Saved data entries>
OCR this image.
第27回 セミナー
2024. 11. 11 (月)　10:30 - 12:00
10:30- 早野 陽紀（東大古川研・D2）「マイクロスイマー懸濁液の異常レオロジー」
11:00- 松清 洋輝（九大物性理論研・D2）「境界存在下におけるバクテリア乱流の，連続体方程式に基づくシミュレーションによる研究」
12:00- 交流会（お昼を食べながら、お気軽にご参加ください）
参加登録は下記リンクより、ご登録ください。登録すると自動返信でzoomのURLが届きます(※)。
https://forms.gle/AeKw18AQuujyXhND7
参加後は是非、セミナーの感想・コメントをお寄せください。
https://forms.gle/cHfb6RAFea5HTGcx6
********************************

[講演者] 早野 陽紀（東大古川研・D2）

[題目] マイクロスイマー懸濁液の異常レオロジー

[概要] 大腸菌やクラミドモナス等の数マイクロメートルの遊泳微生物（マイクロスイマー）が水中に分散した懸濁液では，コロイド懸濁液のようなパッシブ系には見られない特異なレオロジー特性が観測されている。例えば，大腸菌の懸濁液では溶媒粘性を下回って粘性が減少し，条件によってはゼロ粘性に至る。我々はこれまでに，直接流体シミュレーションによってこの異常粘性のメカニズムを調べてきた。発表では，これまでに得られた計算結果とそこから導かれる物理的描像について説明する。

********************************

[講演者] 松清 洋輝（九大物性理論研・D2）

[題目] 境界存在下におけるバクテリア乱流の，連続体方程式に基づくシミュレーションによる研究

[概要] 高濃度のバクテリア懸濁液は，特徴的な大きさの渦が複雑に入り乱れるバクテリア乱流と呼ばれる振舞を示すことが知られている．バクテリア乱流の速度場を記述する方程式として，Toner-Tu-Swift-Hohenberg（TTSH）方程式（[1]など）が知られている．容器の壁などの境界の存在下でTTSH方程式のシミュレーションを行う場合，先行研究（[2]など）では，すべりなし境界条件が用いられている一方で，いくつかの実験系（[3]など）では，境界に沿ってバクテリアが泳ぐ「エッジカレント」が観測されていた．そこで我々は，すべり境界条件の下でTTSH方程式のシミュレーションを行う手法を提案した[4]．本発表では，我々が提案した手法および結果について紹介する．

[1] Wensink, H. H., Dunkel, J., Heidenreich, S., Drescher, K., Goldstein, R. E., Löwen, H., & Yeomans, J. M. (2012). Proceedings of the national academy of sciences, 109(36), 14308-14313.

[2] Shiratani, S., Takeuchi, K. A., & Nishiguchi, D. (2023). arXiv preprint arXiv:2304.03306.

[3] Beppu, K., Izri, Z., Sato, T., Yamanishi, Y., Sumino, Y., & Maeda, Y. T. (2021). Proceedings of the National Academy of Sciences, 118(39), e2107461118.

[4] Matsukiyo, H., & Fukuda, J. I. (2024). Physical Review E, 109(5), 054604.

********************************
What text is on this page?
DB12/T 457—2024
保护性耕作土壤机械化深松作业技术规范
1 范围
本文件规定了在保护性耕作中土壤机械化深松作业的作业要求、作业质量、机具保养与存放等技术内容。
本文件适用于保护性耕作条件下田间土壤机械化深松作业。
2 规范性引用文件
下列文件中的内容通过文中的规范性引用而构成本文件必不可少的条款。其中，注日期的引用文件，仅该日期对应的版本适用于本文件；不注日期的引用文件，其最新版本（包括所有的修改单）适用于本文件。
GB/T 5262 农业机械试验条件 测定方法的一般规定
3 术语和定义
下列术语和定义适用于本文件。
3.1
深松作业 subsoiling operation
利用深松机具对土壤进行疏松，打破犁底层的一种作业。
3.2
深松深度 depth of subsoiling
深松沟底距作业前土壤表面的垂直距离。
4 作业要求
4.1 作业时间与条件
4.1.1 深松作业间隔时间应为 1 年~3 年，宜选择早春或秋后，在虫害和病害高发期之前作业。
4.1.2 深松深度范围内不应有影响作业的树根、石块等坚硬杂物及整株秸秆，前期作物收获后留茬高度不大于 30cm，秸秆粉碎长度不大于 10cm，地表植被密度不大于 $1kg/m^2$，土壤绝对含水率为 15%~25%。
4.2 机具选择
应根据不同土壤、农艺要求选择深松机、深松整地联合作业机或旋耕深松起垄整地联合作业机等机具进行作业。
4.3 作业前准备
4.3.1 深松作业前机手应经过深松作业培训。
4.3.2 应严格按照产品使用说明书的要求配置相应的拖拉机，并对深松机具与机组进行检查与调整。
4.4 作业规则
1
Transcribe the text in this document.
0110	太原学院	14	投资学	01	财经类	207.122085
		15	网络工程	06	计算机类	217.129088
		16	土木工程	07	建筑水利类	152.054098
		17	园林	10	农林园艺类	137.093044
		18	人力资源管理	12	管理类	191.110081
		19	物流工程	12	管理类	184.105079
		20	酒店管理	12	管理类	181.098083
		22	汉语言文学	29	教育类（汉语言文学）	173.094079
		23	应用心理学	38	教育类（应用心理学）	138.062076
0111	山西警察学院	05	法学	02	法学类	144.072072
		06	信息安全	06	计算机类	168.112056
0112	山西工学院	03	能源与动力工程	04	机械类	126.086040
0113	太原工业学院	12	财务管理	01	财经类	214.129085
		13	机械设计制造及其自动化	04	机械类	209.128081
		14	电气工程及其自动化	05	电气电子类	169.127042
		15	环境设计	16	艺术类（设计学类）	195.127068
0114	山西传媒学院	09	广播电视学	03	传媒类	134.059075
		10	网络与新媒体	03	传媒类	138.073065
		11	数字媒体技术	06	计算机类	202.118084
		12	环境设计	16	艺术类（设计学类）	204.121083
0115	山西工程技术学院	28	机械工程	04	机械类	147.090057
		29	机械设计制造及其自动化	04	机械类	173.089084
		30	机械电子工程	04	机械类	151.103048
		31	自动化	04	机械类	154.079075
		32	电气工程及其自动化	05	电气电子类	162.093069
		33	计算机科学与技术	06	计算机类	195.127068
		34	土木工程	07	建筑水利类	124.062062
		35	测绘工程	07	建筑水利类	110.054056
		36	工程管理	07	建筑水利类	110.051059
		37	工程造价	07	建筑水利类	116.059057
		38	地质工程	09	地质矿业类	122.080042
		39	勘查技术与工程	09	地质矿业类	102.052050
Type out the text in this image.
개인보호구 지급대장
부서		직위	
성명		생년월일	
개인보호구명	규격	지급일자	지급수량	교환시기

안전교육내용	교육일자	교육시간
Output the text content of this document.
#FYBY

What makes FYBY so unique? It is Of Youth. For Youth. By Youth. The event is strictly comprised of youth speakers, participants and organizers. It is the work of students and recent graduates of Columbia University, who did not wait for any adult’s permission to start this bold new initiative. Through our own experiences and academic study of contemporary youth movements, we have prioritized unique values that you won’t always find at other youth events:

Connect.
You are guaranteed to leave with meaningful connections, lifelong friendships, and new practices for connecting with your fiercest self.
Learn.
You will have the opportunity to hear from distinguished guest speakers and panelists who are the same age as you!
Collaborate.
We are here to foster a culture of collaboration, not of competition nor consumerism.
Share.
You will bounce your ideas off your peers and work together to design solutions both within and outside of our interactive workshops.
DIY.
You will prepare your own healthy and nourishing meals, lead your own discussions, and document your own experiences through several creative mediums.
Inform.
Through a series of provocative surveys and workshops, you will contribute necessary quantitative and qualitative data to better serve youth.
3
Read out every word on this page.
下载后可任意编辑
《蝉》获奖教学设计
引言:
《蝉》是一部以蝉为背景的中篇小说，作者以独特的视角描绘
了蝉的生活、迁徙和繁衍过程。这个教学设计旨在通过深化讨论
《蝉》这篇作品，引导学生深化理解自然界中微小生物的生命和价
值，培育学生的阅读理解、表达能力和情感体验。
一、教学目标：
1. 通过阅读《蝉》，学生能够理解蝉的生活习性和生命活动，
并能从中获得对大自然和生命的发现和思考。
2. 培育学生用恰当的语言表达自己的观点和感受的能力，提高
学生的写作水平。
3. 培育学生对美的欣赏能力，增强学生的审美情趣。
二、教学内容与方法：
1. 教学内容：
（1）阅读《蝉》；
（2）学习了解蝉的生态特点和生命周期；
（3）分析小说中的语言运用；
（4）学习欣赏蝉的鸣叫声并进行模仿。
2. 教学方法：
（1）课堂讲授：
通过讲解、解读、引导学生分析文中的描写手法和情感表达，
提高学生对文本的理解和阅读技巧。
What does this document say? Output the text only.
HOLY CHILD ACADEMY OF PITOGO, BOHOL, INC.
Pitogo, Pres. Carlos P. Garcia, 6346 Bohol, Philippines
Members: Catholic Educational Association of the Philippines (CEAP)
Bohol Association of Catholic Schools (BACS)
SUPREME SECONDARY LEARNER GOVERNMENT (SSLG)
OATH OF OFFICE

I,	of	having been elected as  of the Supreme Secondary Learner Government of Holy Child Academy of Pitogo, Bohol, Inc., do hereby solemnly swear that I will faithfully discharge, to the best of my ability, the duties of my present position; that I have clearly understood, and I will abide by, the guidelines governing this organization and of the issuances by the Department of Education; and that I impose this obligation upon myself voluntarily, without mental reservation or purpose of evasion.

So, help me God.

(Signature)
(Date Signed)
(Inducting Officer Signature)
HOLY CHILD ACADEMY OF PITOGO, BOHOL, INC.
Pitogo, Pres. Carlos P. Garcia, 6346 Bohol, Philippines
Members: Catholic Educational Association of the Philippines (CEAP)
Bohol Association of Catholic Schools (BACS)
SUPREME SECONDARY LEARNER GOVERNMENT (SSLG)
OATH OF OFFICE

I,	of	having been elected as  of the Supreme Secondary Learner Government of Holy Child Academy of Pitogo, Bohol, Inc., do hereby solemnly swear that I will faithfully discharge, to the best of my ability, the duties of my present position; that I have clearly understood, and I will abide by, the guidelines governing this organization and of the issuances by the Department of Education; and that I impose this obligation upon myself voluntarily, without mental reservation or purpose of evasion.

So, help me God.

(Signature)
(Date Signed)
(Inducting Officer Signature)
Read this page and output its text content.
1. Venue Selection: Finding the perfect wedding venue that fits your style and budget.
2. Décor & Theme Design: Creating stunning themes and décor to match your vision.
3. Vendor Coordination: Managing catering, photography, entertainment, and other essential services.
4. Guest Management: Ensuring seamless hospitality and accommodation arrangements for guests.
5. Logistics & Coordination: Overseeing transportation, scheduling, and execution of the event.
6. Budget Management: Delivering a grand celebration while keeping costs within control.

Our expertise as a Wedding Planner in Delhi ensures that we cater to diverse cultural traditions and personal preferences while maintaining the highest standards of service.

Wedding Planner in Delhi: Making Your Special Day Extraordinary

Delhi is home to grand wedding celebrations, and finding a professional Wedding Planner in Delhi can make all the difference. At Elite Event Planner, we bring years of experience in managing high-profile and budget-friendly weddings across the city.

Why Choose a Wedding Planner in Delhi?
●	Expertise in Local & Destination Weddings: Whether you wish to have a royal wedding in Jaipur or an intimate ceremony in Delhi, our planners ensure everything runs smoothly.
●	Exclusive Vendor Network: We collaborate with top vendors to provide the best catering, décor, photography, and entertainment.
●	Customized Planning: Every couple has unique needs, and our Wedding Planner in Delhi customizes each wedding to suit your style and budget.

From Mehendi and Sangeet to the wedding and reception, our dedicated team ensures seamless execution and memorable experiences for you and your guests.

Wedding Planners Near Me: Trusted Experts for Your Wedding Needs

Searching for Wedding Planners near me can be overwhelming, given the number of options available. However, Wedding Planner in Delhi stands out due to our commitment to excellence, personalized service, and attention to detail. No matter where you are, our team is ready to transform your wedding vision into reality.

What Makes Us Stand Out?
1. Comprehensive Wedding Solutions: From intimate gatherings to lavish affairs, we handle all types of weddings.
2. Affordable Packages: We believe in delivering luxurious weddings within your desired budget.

What is needed> From the data above, copy each line that holds "page".

Full response>
What text is on this page?
Read out every word on this page.
Read this page and output its text content.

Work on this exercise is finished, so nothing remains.